(Data items)
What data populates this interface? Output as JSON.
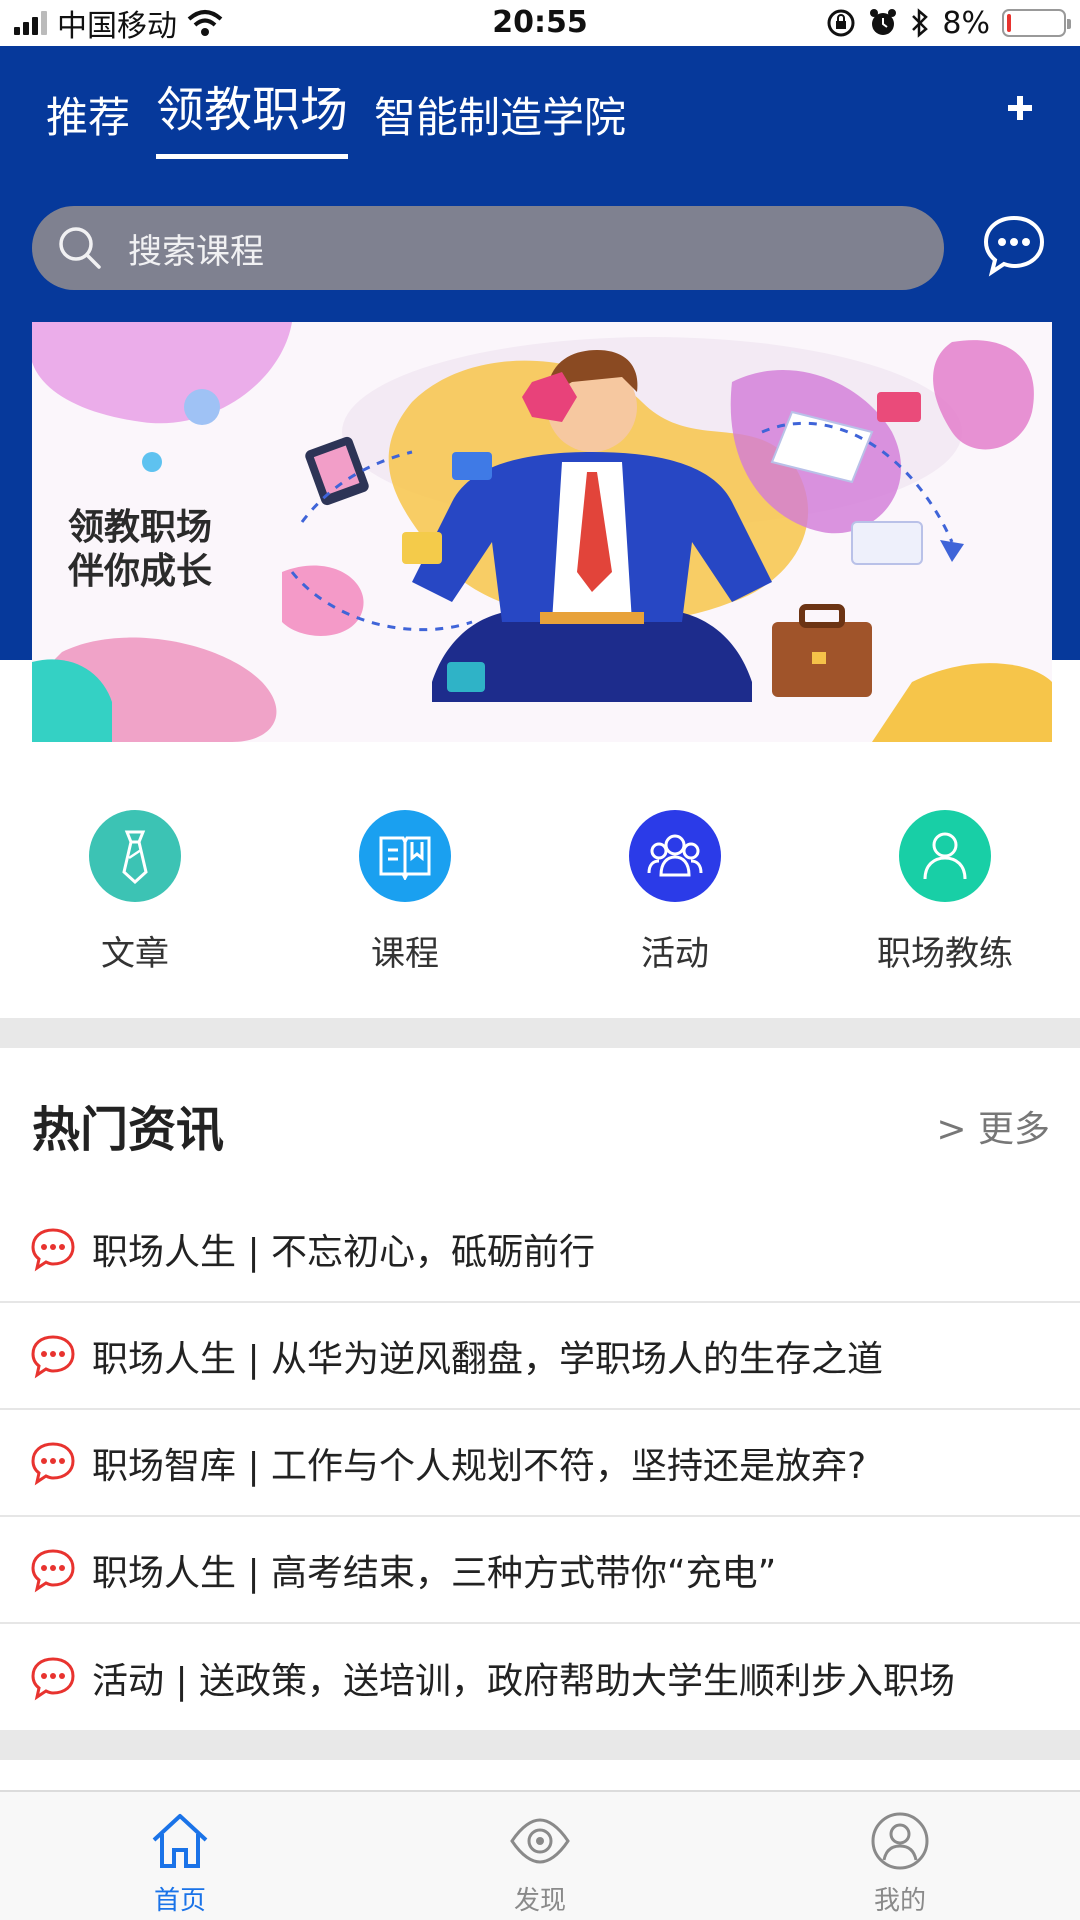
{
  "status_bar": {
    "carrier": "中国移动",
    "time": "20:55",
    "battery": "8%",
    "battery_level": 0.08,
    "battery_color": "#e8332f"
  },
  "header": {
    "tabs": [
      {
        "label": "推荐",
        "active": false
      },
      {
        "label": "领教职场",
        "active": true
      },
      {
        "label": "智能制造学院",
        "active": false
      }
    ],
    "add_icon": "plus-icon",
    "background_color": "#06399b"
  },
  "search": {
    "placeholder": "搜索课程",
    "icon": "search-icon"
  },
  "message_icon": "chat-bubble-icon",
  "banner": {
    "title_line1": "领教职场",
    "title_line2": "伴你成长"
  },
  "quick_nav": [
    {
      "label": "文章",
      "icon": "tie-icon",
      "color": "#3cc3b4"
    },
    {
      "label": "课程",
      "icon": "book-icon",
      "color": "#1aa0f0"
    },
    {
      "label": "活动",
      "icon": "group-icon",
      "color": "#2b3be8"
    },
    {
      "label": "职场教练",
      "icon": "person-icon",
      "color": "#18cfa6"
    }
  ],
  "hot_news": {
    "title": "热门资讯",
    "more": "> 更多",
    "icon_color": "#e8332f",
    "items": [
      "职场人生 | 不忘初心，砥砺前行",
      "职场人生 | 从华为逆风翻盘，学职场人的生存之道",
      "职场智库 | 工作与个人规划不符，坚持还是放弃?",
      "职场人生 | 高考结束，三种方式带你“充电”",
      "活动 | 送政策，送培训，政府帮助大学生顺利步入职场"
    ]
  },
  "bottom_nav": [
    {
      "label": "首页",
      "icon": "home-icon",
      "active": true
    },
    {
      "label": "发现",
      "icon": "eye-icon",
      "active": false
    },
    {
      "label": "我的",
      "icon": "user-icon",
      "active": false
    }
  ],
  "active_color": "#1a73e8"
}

> _Given instruction_
Any pictures should be dropped; transcribe the rest of the records above exactly.

> _Final result_
What data populates this interface? Output as JSON.
{
  "status_bar": {
    "carrier": "中国移动",
    "time": "20:55",
    "battery": "8%",
    "battery_level": 0.08,
    "battery_color": "#e8332f"
  },
  "header": {
    "tabs": [
      {
        "label": "推荐",
        "active": false
      },
      {
        "label": "领教职场",
        "active": true
      },
      {
        "label": "智能制造学院",
        "active": false
      }
    ],
    "add_icon": "plus-icon",
    "background_color": "#06399b"
  },
  "search": {
    "placeholder": "搜索课程",
    "icon": "search-icon"
  },
  "message_icon": "chat-bubble-icon",
  "banner": {
    "title_line1": "领教职场",
    "title_line2": "伴你成长"
  },
  "quick_nav": [
    {
      "label": "文章",
      "icon": "tie-icon",
      "color": "#3cc3b4"
    },
    {
      "label": "课程",
      "icon": "book-icon",
      "color": "#1aa0f0"
    },
    {
      "label": "活动",
      "icon": "group-icon",
      "color": "#2b3be8"
    },
    {
      "label": "职场教练",
      "icon": "person-icon",
      "color": "#18cfa6"
    }
  ],
  "hot_news": {
    "title": "热门资讯",
    "more": "> 更多",
    "icon_color": "#e8332f",
    "items": [
      "职场人生 | 不忘初心，砥砺前行",
      "职场人生 | 从华为逆风翻盘，学职场人的生存之道",
      "职场智库 | 工作与个人规划不符，坚持还是放弃?",
      "职场人生 | 高考结束，三种方式带你“充电”",
      "活动 | 送政策，送培训，政府帮助大学生顺利步入职场"
    ]
  },
  "bottom_nav": [
    {
      "label": "首页",
      "icon": "home-icon",
      "active": true
    },
    {
      "label": "发现",
      "icon": "eye-icon",
      "active": false
    },
    {
      "label": "我的",
      "icon": "user-icon",
      "active": false
    }
  ],
  "active_color": "#1a73e8"
}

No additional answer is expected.